Exercise:
From the records below, extract all the text exactly and leave the images behind.

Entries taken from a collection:

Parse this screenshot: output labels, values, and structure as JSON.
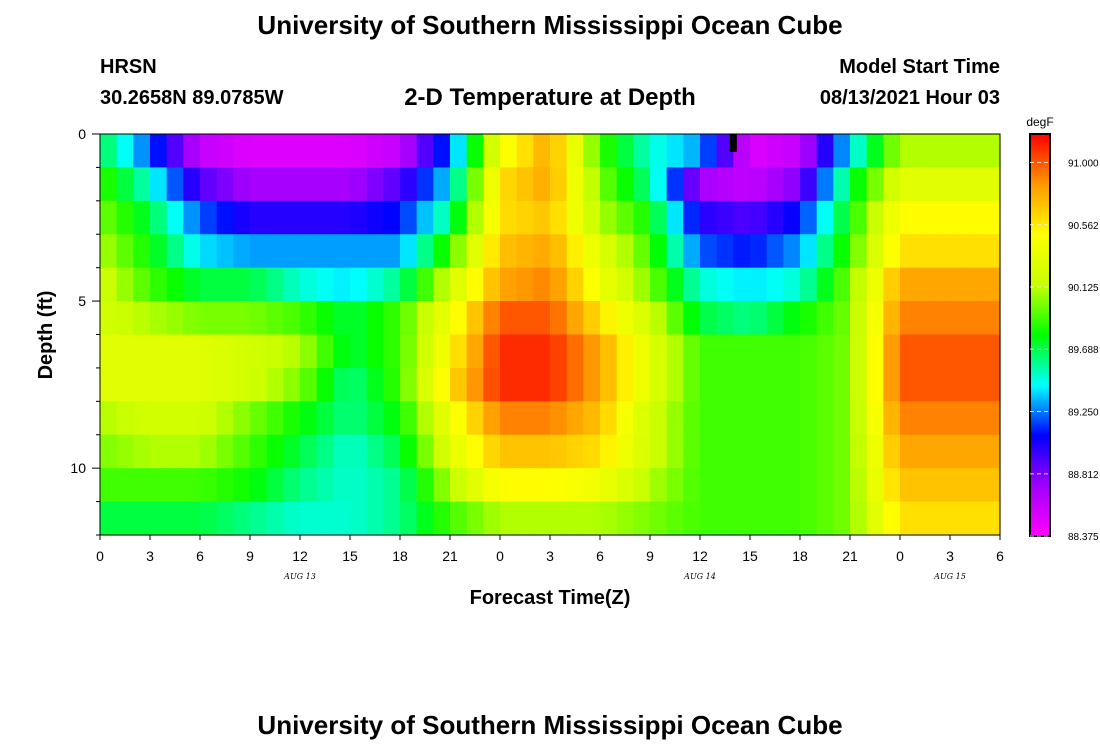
{
  "page": {
    "title_top": "University of Southern Mississippi Ocean Cube",
    "title_bottom": "University of Southern Mississippi Ocean Cube",
    "station": "HRSN",
    "coords": "30.2658N  89.0785W",
    "plot_title": "2-D Temperature at Depth",
    "model_label": "Model Start Time",
    "model_time": "08/13/2021 Hour 03"
  },
  "colors": {
    "scale": [
      "#ff00ff",
      "#a000ff",
      "#0000ff",
      "#00ffff",
      "#00ff00",
      "#c8ff00",
      "#ffff00",
      "#ff9900",
      "#ff0000"
    ],
    "marker": "#000000"
  },
  "chart_data": {
    "type": "heatmap",
    "title": "2-D Temperature at Depth",
    "xlabel": "Forecast Time(Z)",
    "ylabel": "Depth (ft)",
    "x_tick_labels": [
      "0",
      "3",
      "6",
      "9",
      "12",
      "15",
      "18",
      "21",
      "0",
      "3",
      "6",
      "9",
      "12",
      "15",
      "18",
      "21",
      "0",
      "3",
      "6"
    ],
    "x_range_hours": [
      0,
      54
    ],
    "date_labels": [
      {
        "label": "AUG 13",
        "hour": 12
      },
      {
        "label": "AUG 14",
        "hour": 36
      },
      {
        "label": "AUG 15",
        "hour": 51
      }
    ],
    "y_range_ft": [
      0,
      12
    ],
    "y_ticks": [
      0,
      5,
      10
    ],
    "y_minor_step": 1,
    "depth_layers_ft": [
      0,
      1,
      2,
      3,
      4,
      5,
      6,
      7,
      8,
      9,
      10,
      11
    ],
    "hours": [
      0,
      3,
      6,
      9,
      12,
      15,
      18,
      21,
      24,
      27,
      30,
      33,
      36,
      39,
      42,
      45,
      48,
      51,
      54
    ],
    "temperature_degF": [
      [
        89.7,
        89.2,
        88.6,
        88.5,
        88.5,
        88.5,
        88.6,
        89.2,
        90.4,
        90.8,
        89.9,
        89.5,
        89.3,
        88.5,
        88.6,
        89.4,
        90.1,
        90.1,
        90.1
      ],
      [
        89.9,
        89.5,
        88.9,
        88.7,
        88.7,
        88.7,
        88.9,
        89.4,
        90.6,
        90.8,
        90.0,
        89.6,
        88.7,
        88.6,
        88.8,
        89.7,
        90.3,
        90.3,
        90.3
      ],
      [
        90.0,
        89.7,
        89.2,
        89.0,
        89.0,
        89.0,
        89.1,
        89.6,
        90.6,
        90.7,
        90.1,
        89.8,
        89.0,
        88.9,
        89.1,
        89.8,
        90.5,
        90.5,
        90.5
      ],
      [
        90.1,
        89.8,
        89.4,
        89.3,
        89.3,
        89.3,
        89.3,
        89.9,
        90.7,
        90.8,
        90.3,
        89.9,
        89.2,
        89.1,
        89.3,
        89.9,
        90.6,
        90.6,
        90.6
      ],
      [
        90.2,
        89.9,
        89.7,
        89.7,
        89.5,
        89.4,
        89.6,
        90.2,
        90.8,
        90.9,
        90.4,
        90.0,
        89.5,
        89.4,
        89.5,
        90.0,
        90.8,
        90.8,
        90.8
      ],
      [
        90.2,
        90.1,
        90.0,
        90.0,
        89.9,
        89.7,
        89.9,
        90.4,
        91.0,
        91.0,
        90.6,
        90.2,
        89.7,
        89.6,
        89.8,
        90.0,
        90.9,
        90.9,
        90.9
      ],
      [
        90.3,
        90.3,
        90.3,
        90.2,
        90.1,
        89.7,
        89.9,
        90.5,
        91.1,
        91.1,
        90.8,
        90.3,
        89.9,
        89.9,
        89.9,
        90.0,
        91.0,
        91.0,
        91.0
      ],
      [
        90.3,
        90.3,
        90.3,
        90.2,
        90.0,
        89.6,
        89.9,
        90.6,
        91.1,
        91.1,
        90.8,
        90.3,
        89.9,
        89.9,
        89.9,
        90.0,
        91.0,
        91.0,
        91.0
      ],
      [
        90.1,
        90.2,
        90.2,
        90.0,
        89.8,
        89.6,
        89.8,
        90.4,
        90.9,
        90.9,
        90.7,
        90.2,
        89.9,
        89.9,
        89.9,
        90.0,
        90.9,
        90.9,
        90.9
      ],
      [
        90.0,
        90.1,
        90.1,
        89.9,
        89.7,
        89.5,
        89.7,
        90.3,
        90.7,
        90.7,
        90.6,
        90.2,
        89.9,
        89.9,
        89.9,
        90.0,
        90.8,
        90.8,
        90.8
      ],
      [
        89.9,
        89.9,
        89.9,
        89.8,
        89.6,
        89.5,
        89.6,
        90.1,
        90.5,
        90.5,
        90.4,
        90.1,
        89.9,
        89.9,
        89.9,
        90.0,
        90.7,
        90.7,
        90.7
      ],
      [
        89.7,
        89.7,
        89.7,
        89.6,
        89.5,
        89.5,
        89.6,
        89.9,
        90.1,
        90.1,
        90.1,
        90.0,
        89.9,
        89.9,
        89.9,
        90.0,
        90.6,
        90.6,
        90.6
      ]
    ],
    "colorbar": {
      "unit": "degF",
      "min": 88.375,
      "max": 91.2,
      "tick_labels": [
        "91.000",
        "90.562",
        "90.125",
        "89.688",
        "89.250",
        "88.812",
        "88.375"
      ],
      "tick_values": [
        91.0,
        90.562,
        90.125,
        89.688,
        89.25,
        88.812,
        88.375
      ]
    },
    "current_time_marker_hour": 38
  }
}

Reply:
Parse this screenshot: output labels, values, and structure as JSON.
{
  "page": {
    "title_top": "University of Southern Mississippi Ocean Cube",
    "title_bottom": "University of Southern Mississippi Ocean Cube",
    "station": "HRSN",
    "coords": "30.2658N  89.0785W",
    "plot_title": "2-D Temperature at Depth",
    "model_label": "Model Start Time",
    "model_time": "08/13/2021 Hour 03"
  },
  "colors": {
    "scale": [
      "#ff00ff",
      "#a000ff",
      "#0000ff",
      "#00ffff",
      "#00ff00",
      "#c8ff00",
      "#ffff00",
      "#ff9900",
      "#ff0000"
    ],
    "marker": "#000000"
  },
  "chart_data": {
    "type": "heatmap",
    "title": "2-D Temperature at Depth",
    "xlabel": "Forecast Time(Z)",
    "ylabel": "Depth (ft)",
    "x_tick_labels": [
      "0",
      "3",
      "6",
      "9",
      "12",
      "15",
      "18",
      "21",
      "0",
      "3",
      "6",
      "9",
      "12",
      "15",
      "18",
      "21",
      "0",
      "3",
      "6"
    ],
    "x_range_hours": [
      0,
      54
    ],
    "date_labels": [
      {
        "label": "AUG 13",
        "hour": 12
      },
      {
        "label": "AUG 14",
        "hour": 36
      },
      {
        "label": "AUG 15",
        "hour": 51
      }
    ],
    "y_range_ft": [
      0,
      12
    ],
    "y_ticks": [
      0,
      5,
      10
    ],
    "y_minor_step": 1,
    "depth_layers_ft": [
      0,
      1,
      2,
      3,
      4,
      5,
      6,
      7,
      8,
      9,
      10,
      11
    ],
    "hours": [
      0,
      3,
      6,
      9,
      12,
      15,
      18,
      21,
      24,
      27,
      30,
      33,
      36,
      39,
      42,
      45,
      48,
      51,
      54
    ],
    "temperature_degF": [
      [
        89.7,
        89.2,
        88.6,
        88.5,
        88.5,
        88.5,
        88.6,
        89.2,
        90.4,
        90.8,
        89.9,
        89.5,
        89.3,
        88.5,
        88.6,
        89.4,
        90.1,
        90.1,
        90.1
      ],
      [
        89.9,
        89.5,
        88.9,
        88.7,
        88.7,
        88.7,
        88.9,
        89.4,
        90.6,
        90.8,
        90.0,
        89.6,
        88.7,
        88.6,
        88.8,
        89.7,
        90.3,
        90.3,
        90.3
      ],
      [
        90.0,
        89.7,
        89.2,
        89.0,
        89.0,
        89.0,
        89.1,
        89.6,
        90.6,
        90.7,
        90.1,
        89.8,
        89.0,
        88.9,
        89.1,
        89.8,
        90.5,
        90.5,
        90.5
      ],
      [
        90.1,
        89.8,
        89.4,
        89.3,
        89.3,
        89.3,
        89.3,
        89.9,
        90.7,
        90.8,
        90.3,
        89.9,
        89.2,
        89.1,
        89.3,
        89.9,
        90.6,
        90.6,
        90.6
      ],
      [
        90.2,
        89.9,
        89.7,
        89.7,
        89.5,
        89.4,
        89.6,
        90.2,
        90.8,
        90.9,
        90.4,
        90.0,
        89.5,
        89.4,
        89.5,
        90.0,
        90.8,
        90.8,
        90.8
      ],
      [
        90.2,
        90.1,
        90.0,
        90.0,
        89.9,
        89.7,
        89.9,
        90.4,
        91.0,
        91.0,
        90.6,
        90.2,
        89.7,
        89.6,
        89.8,
        90.0,
        90.9,
        90.9,
        90.9
      ],
      [
        90.3,
        90.3,
        90.3,
        90.2,
        90.1,
        89.7,
        89.9,
        90.5,
        91.1,
        91.1,
        90.8,
        90.3,
        89.9,
        89.9,
        89.9,
        90.0,
        91.0,
        91.0,
        91.0
      ],
      [
        90.3,
        90.3,
        90.3,
        90.2,
        90.0,
        89.6,
        89.9,
        90.6,
        91.1,
        91.1,
        90.8,
        90.3,
        89.9,
        89.9,
        89.9,
        90.0,
        91.0,
        91.0,
        91.0
      ],
      [
        90.1,
        90.2,
        90.2,
        90.0,
        89.8,
        89.6,
        89.8,
        90.4,
        90.9,
        90.9,
        90.7,
        90.2,
        89.9,
        89.9,
        89.9,
        90.0,
        90.9,
        90.9,
        90.9
      ],
      [
        90.0,
        90.1,
        90.1,
        89.9,
        89.7,
        89.5,
        89.7,
        90.3,
        90.7,
        90.7,
        90.6,
        90.2,
        89.9,
        89.9,
        89.9,
        90.0,
        90.8,
        90.8,
        90.8
      ],
      [
        89.9,
        89.9,
        89.9,
        89.8,
        89.6,
        89.5,
        89.6,
        90.1,
        90.5,
        90.5,
        90.4,
        90.1,
        89.9,
        89.9,
        89.9,
        90.0,
        90.7,
        90.7,
        90.7
      ],
      [
        89.7,
        89.7,
        89.7,
        89.6,
        89.5,
        89.5,
        89.6,
        89.9,
        90.1,
        90.1,
        90.1,
        90.0,
        89.9,
        89.9,
        89.9,
        90.0,
        90.6,
        90.6,
        90.6
      ]
    ],
    "colorbar": {
      "unit": "degF",
      "min": 88.375,
      "max": 91.2,
      "tick_labels": [
        "91.000",
        "90.562",
        "90.125",
        "89.688",
        "89.250",
        "88.812",
        "88.375"
      ],
      "tick_values": [
        91.0,
        90.562,
        90.125,
        89.688,
        89.25,
        88.812,
        88.375
      ]
    },
    "current_time_marker_hour": 38
  }
}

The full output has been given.